> **TASK STATEMENT**:
Repeat each line of the material exactly.
§ §
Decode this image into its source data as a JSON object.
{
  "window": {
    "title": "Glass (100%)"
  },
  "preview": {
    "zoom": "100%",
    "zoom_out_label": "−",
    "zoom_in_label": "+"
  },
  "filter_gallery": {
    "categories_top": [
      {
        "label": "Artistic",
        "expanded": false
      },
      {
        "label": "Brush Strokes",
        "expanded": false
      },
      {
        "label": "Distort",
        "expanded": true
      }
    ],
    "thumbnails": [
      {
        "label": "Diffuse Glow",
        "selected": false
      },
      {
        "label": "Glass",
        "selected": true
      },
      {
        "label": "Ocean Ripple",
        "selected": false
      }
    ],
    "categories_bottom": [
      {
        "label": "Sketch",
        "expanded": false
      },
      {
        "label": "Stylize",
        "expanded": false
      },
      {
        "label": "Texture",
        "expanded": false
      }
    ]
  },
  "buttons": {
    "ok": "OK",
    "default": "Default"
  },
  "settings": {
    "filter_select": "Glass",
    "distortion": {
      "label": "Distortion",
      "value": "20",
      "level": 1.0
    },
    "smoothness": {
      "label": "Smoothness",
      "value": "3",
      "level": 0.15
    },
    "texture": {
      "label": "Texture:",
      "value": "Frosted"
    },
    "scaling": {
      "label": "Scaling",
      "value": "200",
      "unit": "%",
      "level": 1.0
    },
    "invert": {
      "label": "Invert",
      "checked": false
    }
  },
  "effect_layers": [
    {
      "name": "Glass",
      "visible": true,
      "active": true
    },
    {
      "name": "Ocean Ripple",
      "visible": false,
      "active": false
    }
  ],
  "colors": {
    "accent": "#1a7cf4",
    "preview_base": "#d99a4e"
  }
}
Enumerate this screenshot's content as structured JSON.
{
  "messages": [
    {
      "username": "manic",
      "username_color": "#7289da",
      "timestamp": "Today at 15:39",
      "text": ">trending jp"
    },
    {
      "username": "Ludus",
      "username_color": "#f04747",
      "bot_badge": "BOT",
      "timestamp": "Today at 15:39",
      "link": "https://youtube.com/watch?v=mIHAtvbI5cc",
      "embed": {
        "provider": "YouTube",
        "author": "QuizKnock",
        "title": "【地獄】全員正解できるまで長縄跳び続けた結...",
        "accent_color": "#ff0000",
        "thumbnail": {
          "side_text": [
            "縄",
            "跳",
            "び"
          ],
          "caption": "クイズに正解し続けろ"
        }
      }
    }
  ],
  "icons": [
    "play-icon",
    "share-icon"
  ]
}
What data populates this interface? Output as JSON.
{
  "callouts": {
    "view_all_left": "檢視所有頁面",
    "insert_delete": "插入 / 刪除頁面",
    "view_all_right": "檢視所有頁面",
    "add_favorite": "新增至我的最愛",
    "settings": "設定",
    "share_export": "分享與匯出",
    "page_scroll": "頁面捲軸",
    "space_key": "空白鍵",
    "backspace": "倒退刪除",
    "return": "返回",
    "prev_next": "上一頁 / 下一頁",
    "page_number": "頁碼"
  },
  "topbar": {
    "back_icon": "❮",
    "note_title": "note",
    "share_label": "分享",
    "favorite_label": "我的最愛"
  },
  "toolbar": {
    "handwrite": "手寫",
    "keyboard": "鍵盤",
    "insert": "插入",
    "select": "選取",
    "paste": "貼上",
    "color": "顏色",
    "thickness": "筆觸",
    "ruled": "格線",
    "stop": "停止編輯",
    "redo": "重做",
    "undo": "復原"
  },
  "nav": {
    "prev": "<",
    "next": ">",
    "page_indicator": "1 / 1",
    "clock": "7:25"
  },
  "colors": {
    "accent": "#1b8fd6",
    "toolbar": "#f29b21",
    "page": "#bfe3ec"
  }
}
§ §
> **RESPONSE**:
Decode this image into its source data as a JSON object.
{
  "window": {
    "title": "Glass (100%)"
  },
  "preview": {
    "zoom": "100%",
    "zoom_out_label": "−",
    "zoom_in_label": "+"
  },
  "filter_gallery": {
    "categories_top": [
      {
        "label": "Artistic",
        "expanded": false
      },
      {
        "label": "Brush Strokes",
        "expanded": false
      },
      {
        "label": "Distort",
        "expanded": true
      }
    ],
    "thumbnails": [
      {
        "label": "Diffuse Glow",
        "selected": false
      },
      {
        "label": "Glass",
        "selected": true
      },
      {
        "label": "Ocean Ripple",
        "selected": false
      }
    ],
    "categories_bottom": [
      {
        "label": "Sketch",
        "expanded": false
      },
      {
        "label": "Stylize",
        "expanded": false
      },
      {
        "label": "Texture",
        "expanded": false
      }
    ]
  },
  "buttons": {
    "ok": "OK",
    "default": "Default"
  },
  "settings": {
    "filter_select": "Glass",
    "distortion": {
      "label": "Distortion",
      "value": "20",
      "level": 1.0
    },
    "smoothness": {
      "label": "Smoothness",
      "value": "3",
      "level": 0.15
    },
    "texture": {
      "label": "Texture:",
      "value": "Frosted"
    },
    "scaling": {
      "label": "Scaling",
      "value": "200",
      "unit": "%",
      "level": 1.0
    },
    "invert": {
      "label": "Invert",
      "checked": false
    }
  },
  "effect_layers": [
    {
      "name": "Glass",
      "visible": true,
      "active": true
    },
    {
      "name": "Ocean Ripple",
      "visible": false,
      "active": false
    }
  ],
  "colors": {
    "accent": "#1a7cf4",
    "preview_base": "#d99a4e"
  }
}
Enumerate this screenshot's content as structured JSON.
{
  "messages": [
    {
      "username": "manic",
      "username_color": "#7289da",
      "timestamp": "Today at 15:39",
      "text": ">trending jp"
    },
    {
      "username": "Ludus",
      "username_color": "#f04747",
      "bot_badge": "BOT",
      "timestamp": "Today at 15:39",
      "link": "https://youtube.com/watch?v=mIHAtvbI5cc",
      "embed": {
        "provider": "YouTube",
        "author": "QuizKnock",
        "title": "【地獄】全員正解できるまで長縄跳び続けた結...",
        "accent_color": "#ff0000",
        "thumbnail": {
          "side_text": [
            "縄",
            "跳",
            "び"
          ],
          "caption": "クイズに正解し続けろ"
        }
      }
    }
  ],
  "icons": [
    "play-icon",
    "share-icon"
  ]
}
What data populates this interface? Output as JSON.
{
  "callouts": {
    "view_all_left": "檢視所有頁面",
    "insert_delete": "插入 / 刪除頁面",
    "view_all_right": "檢視所有頁面",
    "add_favorite": "新增至我的最愛",
    "settings": "設定",
    "share_export": "分享與匯出",
    "page_scroll": "頁面捲軸",
    "space_key": "空白鍵",
    "backspace": "倒退刪除",
    "return": "返回",
    "prev_next": "上一頁 / 下一頁",
    "page_number": "頁碼"
  },
  "topbar": {
    "back_icon": "❮",
    "note_title": "note",
    "share_label": "分享",
    "favorite_label": "我的最愛"
  },
  "toolbar": {
    "handwrite": "手寫",
    "keyboard": "鍵盤",
    "insert": "插入",
    "select": "選取",
    "paste": "貼上",
    "color": "顏色",
    "thickness": "筆觸",
    "ruled": "格線",
    "stop": "停止編輯",
    "redo": "重做",
    "undo": "復原"
  },
  "nav": {
    "prev": "<",
    "next": ">",
    "page_indicator": "1 / 1",
    "clock": "7:25"
  },
  "colors": {
    "accent": "#1b8fd6",
    "toolbar": "#f29b21",
    "page": "#bfe3ec"
  }
}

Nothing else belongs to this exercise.